Rewrite the data below in full, swapping each "chevron" for "caret" and keeping everything else the same.

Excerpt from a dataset
□ □ □
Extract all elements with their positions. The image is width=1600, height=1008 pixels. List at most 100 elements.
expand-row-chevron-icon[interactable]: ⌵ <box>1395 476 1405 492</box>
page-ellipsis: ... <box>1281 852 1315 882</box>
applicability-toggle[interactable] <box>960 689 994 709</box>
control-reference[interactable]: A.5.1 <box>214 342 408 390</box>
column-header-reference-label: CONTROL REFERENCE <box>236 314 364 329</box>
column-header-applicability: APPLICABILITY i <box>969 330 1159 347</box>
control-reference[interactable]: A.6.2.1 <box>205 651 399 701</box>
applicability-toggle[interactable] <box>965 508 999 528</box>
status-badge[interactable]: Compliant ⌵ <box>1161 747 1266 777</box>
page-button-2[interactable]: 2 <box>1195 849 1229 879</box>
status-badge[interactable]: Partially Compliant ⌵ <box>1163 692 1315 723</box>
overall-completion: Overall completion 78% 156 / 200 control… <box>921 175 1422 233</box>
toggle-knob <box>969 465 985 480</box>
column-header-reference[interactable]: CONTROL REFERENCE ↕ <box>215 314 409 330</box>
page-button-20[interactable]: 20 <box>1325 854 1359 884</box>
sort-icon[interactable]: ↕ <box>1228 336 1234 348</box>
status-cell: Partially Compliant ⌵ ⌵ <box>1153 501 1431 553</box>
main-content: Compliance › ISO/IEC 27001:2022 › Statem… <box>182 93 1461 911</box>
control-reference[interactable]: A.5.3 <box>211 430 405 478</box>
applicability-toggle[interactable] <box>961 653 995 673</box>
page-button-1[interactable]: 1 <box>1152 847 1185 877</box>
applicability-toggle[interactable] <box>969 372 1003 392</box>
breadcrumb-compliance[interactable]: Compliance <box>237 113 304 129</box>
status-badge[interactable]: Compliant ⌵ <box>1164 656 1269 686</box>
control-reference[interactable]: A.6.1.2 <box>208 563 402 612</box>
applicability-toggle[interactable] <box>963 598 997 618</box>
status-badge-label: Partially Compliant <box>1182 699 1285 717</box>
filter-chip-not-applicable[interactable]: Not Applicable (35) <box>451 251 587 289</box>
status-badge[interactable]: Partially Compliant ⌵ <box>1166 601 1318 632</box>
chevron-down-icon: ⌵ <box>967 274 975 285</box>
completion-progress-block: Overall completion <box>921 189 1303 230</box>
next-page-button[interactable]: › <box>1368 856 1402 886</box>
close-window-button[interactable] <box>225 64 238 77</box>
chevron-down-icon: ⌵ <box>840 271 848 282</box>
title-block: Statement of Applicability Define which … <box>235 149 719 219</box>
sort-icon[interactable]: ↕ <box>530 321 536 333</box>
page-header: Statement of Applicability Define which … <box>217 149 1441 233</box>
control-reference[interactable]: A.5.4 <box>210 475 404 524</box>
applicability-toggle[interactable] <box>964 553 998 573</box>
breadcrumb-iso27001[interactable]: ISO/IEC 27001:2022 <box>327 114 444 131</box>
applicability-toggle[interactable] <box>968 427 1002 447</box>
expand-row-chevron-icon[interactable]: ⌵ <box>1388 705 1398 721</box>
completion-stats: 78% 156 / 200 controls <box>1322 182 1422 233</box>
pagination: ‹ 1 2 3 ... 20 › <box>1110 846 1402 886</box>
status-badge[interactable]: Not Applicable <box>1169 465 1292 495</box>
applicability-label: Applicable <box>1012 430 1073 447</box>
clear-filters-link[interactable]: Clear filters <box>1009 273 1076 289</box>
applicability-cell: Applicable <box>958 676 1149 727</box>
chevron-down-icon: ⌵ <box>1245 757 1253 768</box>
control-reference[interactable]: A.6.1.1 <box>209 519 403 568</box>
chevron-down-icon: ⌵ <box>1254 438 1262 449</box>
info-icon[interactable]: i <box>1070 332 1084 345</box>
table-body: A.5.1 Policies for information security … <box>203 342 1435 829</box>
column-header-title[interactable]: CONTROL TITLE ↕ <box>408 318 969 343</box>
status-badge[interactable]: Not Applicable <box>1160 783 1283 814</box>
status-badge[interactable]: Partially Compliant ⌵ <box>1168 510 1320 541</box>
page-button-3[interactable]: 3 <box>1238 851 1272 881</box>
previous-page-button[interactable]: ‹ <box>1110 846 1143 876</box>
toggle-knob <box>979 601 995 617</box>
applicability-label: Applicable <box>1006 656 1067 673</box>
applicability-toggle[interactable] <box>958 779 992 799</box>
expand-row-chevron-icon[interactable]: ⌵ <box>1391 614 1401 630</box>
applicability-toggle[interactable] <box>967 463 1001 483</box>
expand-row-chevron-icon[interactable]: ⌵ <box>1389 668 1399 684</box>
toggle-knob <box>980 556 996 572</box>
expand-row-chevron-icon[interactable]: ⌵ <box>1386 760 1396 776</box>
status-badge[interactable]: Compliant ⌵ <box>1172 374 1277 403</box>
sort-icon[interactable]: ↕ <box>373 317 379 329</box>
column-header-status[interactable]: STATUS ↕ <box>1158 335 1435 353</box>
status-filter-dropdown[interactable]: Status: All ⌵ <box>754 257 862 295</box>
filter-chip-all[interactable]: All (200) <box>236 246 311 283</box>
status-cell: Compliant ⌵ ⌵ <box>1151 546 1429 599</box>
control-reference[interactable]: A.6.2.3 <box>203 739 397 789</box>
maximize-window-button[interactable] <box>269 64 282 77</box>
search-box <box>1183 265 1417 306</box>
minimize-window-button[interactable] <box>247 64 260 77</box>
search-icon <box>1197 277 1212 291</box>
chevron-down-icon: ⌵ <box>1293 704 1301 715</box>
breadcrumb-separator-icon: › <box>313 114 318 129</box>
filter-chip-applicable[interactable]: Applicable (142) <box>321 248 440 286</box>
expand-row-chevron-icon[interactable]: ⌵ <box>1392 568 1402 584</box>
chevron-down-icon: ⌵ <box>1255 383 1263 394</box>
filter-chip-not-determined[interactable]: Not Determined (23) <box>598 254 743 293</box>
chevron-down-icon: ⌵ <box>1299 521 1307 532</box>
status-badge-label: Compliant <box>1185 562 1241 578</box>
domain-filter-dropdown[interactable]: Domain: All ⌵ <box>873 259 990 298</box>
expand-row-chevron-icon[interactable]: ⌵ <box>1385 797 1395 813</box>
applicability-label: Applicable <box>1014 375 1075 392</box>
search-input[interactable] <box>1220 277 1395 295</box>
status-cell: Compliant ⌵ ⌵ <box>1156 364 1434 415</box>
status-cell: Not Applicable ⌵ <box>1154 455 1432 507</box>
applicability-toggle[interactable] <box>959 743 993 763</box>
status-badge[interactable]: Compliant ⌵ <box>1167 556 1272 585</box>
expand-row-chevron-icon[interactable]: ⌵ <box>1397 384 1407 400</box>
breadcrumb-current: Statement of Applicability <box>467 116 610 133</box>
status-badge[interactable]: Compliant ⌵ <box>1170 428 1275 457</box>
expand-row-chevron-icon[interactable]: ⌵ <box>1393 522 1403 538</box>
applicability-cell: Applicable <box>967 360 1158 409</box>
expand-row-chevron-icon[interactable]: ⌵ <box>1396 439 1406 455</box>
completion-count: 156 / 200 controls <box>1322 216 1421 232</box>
□ □ □
Exercise answer:
Extract all elements with their positions. The image is width=1600, height=1008 pixels. List at most 100 elements.
expand-row-caret-icon[interactable]: ⌵ <box>1395 476 1405 492</box>
page-ellipsis: ... <box>1281 852 1315 882</box>
applicability-toggle[interactable] <box>960 689 994 709</box>
control-reference[interactable]: A.5.1 <box>214 342 408 390</box>
column-header-reference-label: CONTROL REFERENCE <box>236 314 364 329</box>
column-header-applicability: APPLICABILITY i <box>969 330 1159 347</box>
control-reference[interactable]: A.6.2.1 <box>205 651 399 701</box>
applicability-toggle[interactable] <box>965 508 999 528</box>
status-badge[interactable]: Compliant ⌵ <box>1161 747 1266 777</box>
page-button-2[interactable]: 2 <box>1195 849 1229 879</box>
status-badge[interactable]: Partially Compliant ⌵ <box>1163 692 1315 723</box>
overall-completion: Overall completion 78% 156 / 200 control… <box>921 175 1422 233</box>
toggle-knob <box>969 465 985 480</box>
column-header-reference[interactable]: CONTROL REFERENCE ↕ <box>215 314 409 330</box>
page-button-20[interactable]: 20 <box>1325 854 1359 884</box>
sort-icon[interactable]: ↕ <box>1228 336 1234 348</box>
status-cell: Partially Compliant ⌵ ⌵ <box>1153 501 1431 553</box>
main-content: Compliance › ISO/IEC 27001:2022 › Statem… <box>182 93 1461 911</box>
control-reference[interactable]: A.5.3 <box>211 430 405 478</box>
applicability-toggle[interactable] <box>961 653 995 673</box>
page-button-1[interactable]: 1 <box>1152 847 1185 877</box>
applicability-toggle[interactable] <box>969 372 1003 392</box>
breadcrumb-compliance[interactable]: Compliance <box>237 113 304 129</box>
status-badge[interactable]: Compliant ⌵ <box>1164 656 1269 686</box>
control-reference[interactable]: A.6.1.2 <box>208 563 402 612</box>
applicability-toggle[interactable] <box>963 598 997 618</box>
status-badge-label: Partially Compliant <box>1182 699 1285 717</box>
filter-chip-not-applicable[interactable]: Not Applicable (35) <box>451 251 587 289</box>
status-badge[interactable]: Partially Compliant ⌵ <box>1166 601 1318 632</box>
caret-down-icon: ⌵ <box>967 274 975 285</box>
completion-progress-block: Overall completion <box>921 189 1303 230</box>
next-page-button[interactable]: › <box>1368 856 1402 886</box>
close-window-button[interactable] <box>225 64 238 77</box>
caret-down-icon: ⌵ <box>840 271 848 282</box>
title-block: Statement of Applicability Define which … <box>235 149 719 219</box>
sort-icon[interactable]: ↕ <box>530 321 536 333</box>
page-header: Statement of Applicability Define which … <box>217 149 1441 233</box>
control-reference[interactable]: A.5.4 <box>210 475 404 524</box>
applicability-toggle[interactable] <box>964 553 998 573</box>
breadcrumb-iso27001[interactable]: ISO/IEC 27001:2022 <box>327 114 444 131</box>
applicability-toggle[interactable] <box>968 427 1002 447</box>
expand-row-caret-icon[interactable]: ⌵ <box>1388 705 1398 721</box>
completion-stats: 78% 156 / 200 controls <box>1322 182 1422 233</box>
pagination: ‹ 1 2 3 ... 20 › <box>1110 846 1402 886</box>
status-badge[interactable]: Not Applicable <box>1169 465 1292 495</box>
applicability-label: Applicable <box>1012 430 1073 447</box>
clear-filters-link[interactable]: Clear filters <box>1009 273 1076 289</box>
applicability-cell: Applicable <box>958 676 1149 727</box>
caret-down-icon: ⌵ <box>1245 757 1253 768</box>
control-reference[interactable]: A.6.1.1 <box>209 519 403 568</box>
caret-down-icon: ⌵ <box>1254 438 1262 449</box>
info-icon[interactable]: i <box>1070 332 1084 345</box>
table-body: A.5.1 Policies for information security … <box>203 342 1435 829</box>
column-header-title[interactable]: CONTROL TITLE ↕ <box>408 318 969 343</box>
status-badge[interactable]: Not Applicable <box>1160 783 1283 814</box>
status-badge[interactable]: Partially Compliant ⌵ <box>1168 510 1320 541</box>
page-button-3[interactable]: 3 <box>1238 851 1272 881</box>
previous-page-button[interactable]: ‹ <box>1110 846 1143 876</box>
toggle-knob <box>979 601 995 617</box>
applicability-label: Applicable <box>1006 656 1067 673</box>
applicability-toggle[interactable] <box>958 779 992 799</box>
expand-row-caret-icon[interactable]: ⌵ <box>1391 614 1401 630</box>
applicability-toggle[interactable] <box>967 463 1001 483</box>
expand-row-caret-icon[interactable]: ⌵ <box>1389 668 1399 684</box>
toggle-knob <box>980 556 996 572</box>
expand-row-caret-icon[interactable]: ⌵ <box>1386 760 1396 776</box>
status-badge[interactable]: Compliant ⌵ <box>1172 374 1277 403</box>
sort-icon[interactable]: ↕ <box>373 317 379 329</box>
column-header-status[interactable]: STATUS ↕ <box>1158 335 1435 353</box>
status-filter-dropdown[interactable]: Status: All ⌵ <box>754 257 862 295</box>
filter-chip-all[interactable]: All (200) <box>236 246 311 283</box>
status-cell: Compliant ⌵ ⌵ <box>1151 546 1429 599</box>
control-reference[interactable]: A.6.2.3 <box>203 739 397 789</box>
maximize-window-button[interactable] <box>269 64 282 77</box>
search-box <box>1183 265 1417 306</box>
minimize-window-button[interactable] <box>247 64 260 77</box>
search-icon <box>1197 277 1212 291</box>
caret-down-icon: ⌵ <box>1293 704 1301 715</box>
breadcrumb-separator-icon: › <box>313 114 318 129</box>
filter-chip-applicable[interactable]: Applicable (142) <box>321 248 440 286</box>
expand-row-caret-icon[interactable]: ⌵ <box>1392 568 1402 584</box>
caret-down-icon: ⌵ <box>1255 383 1263 394</box>
filter-chip-not-determined[interactable]: Not Determined (23) <box>598 254 743 293</box>
caret-down-icon: ⌵ <box>1299 521 1307 532</box>
status-badge-label: Compliant <box>1185 562 1241 578</box>
domain-filter-dropdown[interactable]: Domain: All ⌵ <box>873 259 990 298</box>
expand-row-caret-icon[interactable]: ⌵ <box>1385 797 1395 813</box>
applicability-label: Applicable <box>1014 375 1075 392</box>
search-input[interactable] <box>1220 277 1395 295</box>
status-cell: Compliant ⌵ ⌵ <box>1156 364 1434 415</box>
status-cell: Not Applicable ⌵ <box>1154 455 1432 507</box>
applicability-toggle[interactable] <box>959 743 993 763</box>
status-badge[interactable]: Compliant ⌵ <box>1167 556 1272 585</box>
expand-row-caret-icon[interactable]: ⌵ <box>1397 384 1407 400</box>
breadcrumb-current: Statement of Applicability <box>467 116 610 133</box>
status-badge[interactable]: Compliant ⌵ <box>1170 428 1275 457</box>
expand-row-caret-icon[interactable]: ⌵ <box>1393 522 1403 538</box>
applicability-cell: Applicable <box>967 360 1158 409</box>
expand-row-caret-icon[interactable]: ⌵ <box>1396 439 1406 455</box>
completion-count: 156 / 200 controls <box>1322 216 1421 232</box>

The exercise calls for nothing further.